▽
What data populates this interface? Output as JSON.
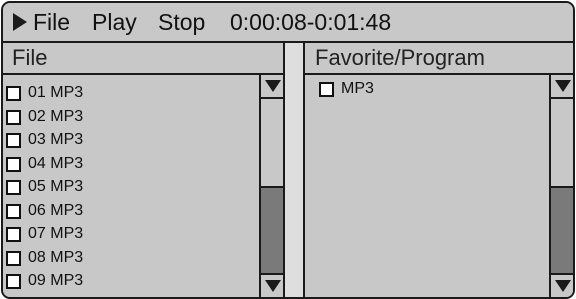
{
  "menubar": {
    "play_icon": "play-triangle-icon",
    "file_label": "File",
    "play_label": "Play",
    "stop_label": "Stop",
    "time_readout": "0:00:08-0:01:48"
  },
  "left_pane": {
    "header": "File",
    "items": [
      {
        "label": "01 MP3"
      },
      {
        "label": "02 MP3"
      },
      {
        "label": "03 MP3"
      },
      {
        "label": "04 MP3"
      },
      {
        "label": "05 MP3"
      },
      {
        "label": "06 MP3"
      },
      {
        "label": "07 MP3"
      },
      {
        "label": "08 MP3"
      },
      {
        "label": "09 MP3"
      }
    ],
    "scrollbar": {
      "up_icon": "scroll-down-arrow-icon",
      "down_icon": "scroll-down-arrow-icon",
      "thumb_start": 0.5,
      "thumb_end": 1.0
    }
  },
  "right_pane": {
    "header": "Favorite/Program",
    "items": [
      {
        "label": "MP3"
      }
    ],
    "scrollbar": {
      "up_icon": "scroll-down-arrow-icon",
      "down_icon": "scroll-down-arrow-icon",
      "thumb_start": 0.5,
      "thumb_end": 1.0
    }
  },
  "colors": {
    "panel": "#c8c8c8",
    "divider": "#dedede",
    "thumb": "#7a7a7a",
    "border": "#1a1a1a",
    "text": "#111111"
  }
}
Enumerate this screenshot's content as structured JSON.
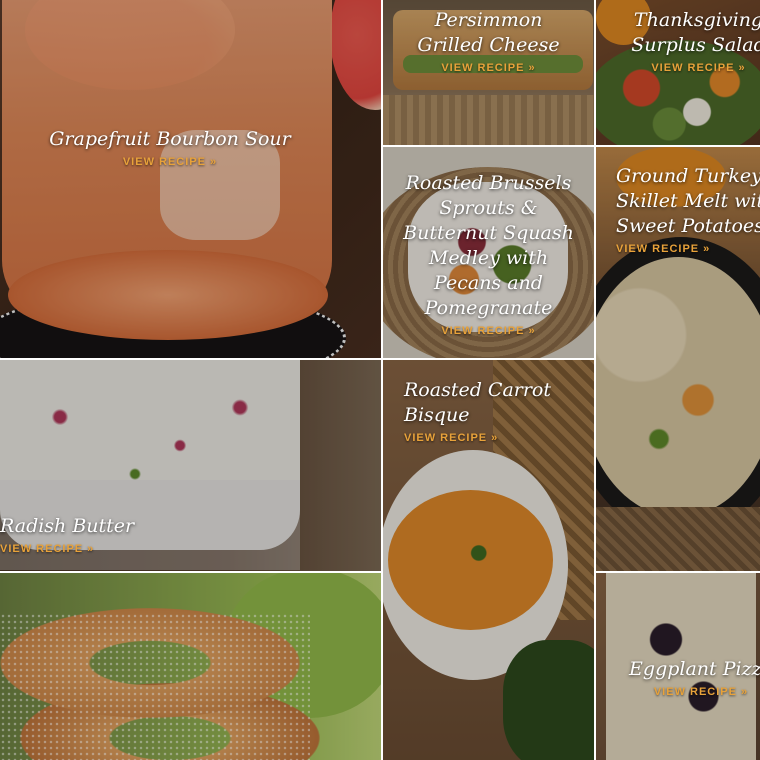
{
  "recipes": [
    {
      "title": "Grapefruit Bourbon Sour",
      "link": "VIEW RECIPE »"
    },
    {
      "title": "Persimmon\nGrilled Cheese",
      "link": "VIEW RECIPE »"
    },
    {
      "title": "Thanksgiving\nSurplus Salad",
      "link": "VIEW RECIPE »"
    },
    {
      "title": "Roasted Brussels\nSprouts &\nButternut Squash\nMedley with\nPecans and\nPomegranate",
      "link": "VIEW RECIPE »"
    },
    {
      "title": "Ground Turkey\nSkillet Melt with\nSweet Potatoes",
      "link": "VIEW RECIPE »"
    },
    {
      "title": "Radish Butter",
      "link": "VIEW RECIPE »"
    },
    {
      "title": "Roasted Carrot\nBisque",
      "link": "VIEW RECIPE »"
    },
    {
      "title": "",
      "link": ""
    },
    {
      "title": "Eggplant Pizza",
      "link": "VIEW RECIPE »"
    }
  ],
  "colors": {
    "link_accent": "#e8a23a",
    "title_text": "#ffffff",
    "gutter": "#ffffff"
  }
}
△
TASK REQUIREMENTS
Write the listing out a second time exactly, dropping all images.

COMPLETED EXERCISE
What data populates this interface? Output as JSON.
{
  "menubar": {
    "play_icon": "play-triangle-icon",
    "file_label": "File",
    "play_label": "Play",
    "stop_label": "Stop",
    "time_readout": "0:00:08-0:01:48"
  },
  "left_pane": {
    "header": "File",
    "items": [
      {
        "label": "01 MP3"
      },
      {
        "label": "02 MP3"
      },
      {
        "label": "03 MP3"
      },
      {
        "label": "04 MP3"
      },
      {
        "label": "05 MP3"
      },
      {
        "label": "06 MP3"
      },
      {
        "label": "07 MP3"
      },
      {
        "label": "08 MP3"
      },
      {
        "label": "09 MP3"
      }
    ],
    "scrollbar": {
      "up_icon": "scroll-down-arrow-icon",
      "down_icon": "scroll-down-arrow-icon",
      "thumb_start": 0.5,
      "thumb_end": 1.0
    }
  },
  "right_pane": {
    "header": "Favorite/Program",
    "items": [
      {
        "label": "MP3"
      }
    ],
    "scrollbar": {
      "up_icon": "scroll-down-arrow-icon",
      "down_icon": "scroll-down-arrow-icon",
      "thumb_start": 0.5,
      "thumb_end": 1.0
    }
  },
  "colors": {
    "panel": "#c8c8c8",
    "divider": "#dedede",
    "thumb": "#7a7a7a",
    "border": "#1a1a1a",
    "text": "#111111"
  }
}
Enumerate this screenshot's content as structured JSON.
{
  "recipes": [
    {
      "title": "Grapefruit Bourbon Sour",
      "link": "VIEW RECIPE »"
    },
    {
      "title": "Persimmon\nGrilled Cheese",
      "link": "VIEW RECIPE »"
    },
    {
      "title": "Thanksgiving\nSurplus Salad",
      "link": "VIEW RECIPE »"
    },
    {
      "title": "Roasted Brussels\nSprouts &\nButternut Squash\nMedley with\nPecans and\nPomegranate",
      "link": "VIEW RECIPE »"
    },
    {
      "title": "Ground Turkey\nSkillet Melt with\nSweet Potatoes",
      "link": "VIEW RECIPE »"
    },
    {
      "title": "Radish Butter",
      "link": "VIEW RECIPE »"
    },
    {
      "title": "Roasted Carrot\nBisque",
      "link": "VIEW RECIPE »"
    },
    {
      "title": "",
      "link": ""
    },
    {
      "title": "Eggplant Pizza",
      "link": "VIEW RECIPE »"
    }
  ],
  "colors": {
    "link_accent": "#e8a23a",
    "title_text": "#ffffff",
    "gutter": "#ffffff"
  }
}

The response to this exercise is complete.